67 stars 17 forks source link

Get the DOAJ articles into Solr #34

Open deadlyvices opened 4 years ago

deadlyvices commented 4 years ago

Download the DOAJ article dump and uncompress it
Do a data-driven indexing into Solr on the Azure box to see how it copes
Investigate the article schema further and write a schema.xml based on it
Re-index with a predefined schema
Document access to the Solr index

deadlyvices commented 4 years ago

The articles are combined into massive JSON files. They will need to be extract from each file. I'll have to think about how to do this, probably using KNIME.

deadlyvices commented 4 years ago

Currently pulling apart the docs using KNIME. However this may be an option: https://lucene.apache.org/solr/guide/8_0/indexing-nested-documents.html

anjackson commented 4 years ago

It’s probably too large to POST to Solr in one big chunk. If you have any problems I should be able to split it with a Python script (and a lotta RAM).

anjackson commented 4 years ago

Ah hang on, it’s broken into batches of 100,000. That might work.

anjackson commented 4 years ago

In case it helps, if you can run jq, you can split the single JSON file into JSONLines format so each line is one element of the original array:

 jq -cn --stream 'fromstream(1|truncate_stream(inputs))' doaj_article_data_2020-04-01/article_batch_1.json > doaj_article_data_2020-04-01/article_batch_1.jsonl

You could then split the jsonl file into smaller chunks, and then use those. I believe Solr supports jsonl format so you should be able to POST them directly into Solr.

__GIVEN INFORMATION__
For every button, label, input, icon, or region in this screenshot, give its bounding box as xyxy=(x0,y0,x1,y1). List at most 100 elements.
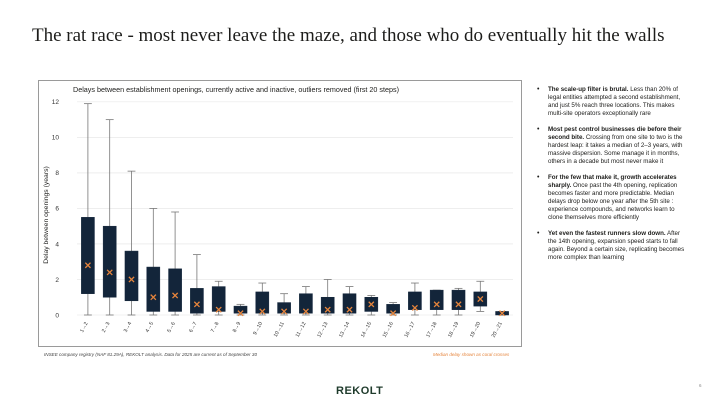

__TASKS AND EXERCISES__
a. Answer these questions about the DOAJ-into-Solr thread, one answer a line:
(i) Which tool does deadlyvices expect to use for extracting the articles from the JSON files?
(ii) Into batches of what size is the article dump broken?
(iii) Into what format does anjackson suggest converting the single JSON file with jq?
b. Transcribe the passage of the DOAJ-into-Solr thread starting with "It’s probably too" and going on through "That might work.".

__WORKED SOLUTIONS__
a.
(i) KNIME
(ii) 100,000
(iii) JSONLines format

b.
It’s probably too large to POST to Solr in one big chunk. If you have any problems I should be able to split it with a Python script (and a lotta RAM).

anjackson commented 4 years ago

Ah hang on, it’s broken into batches of 100,000. That might work.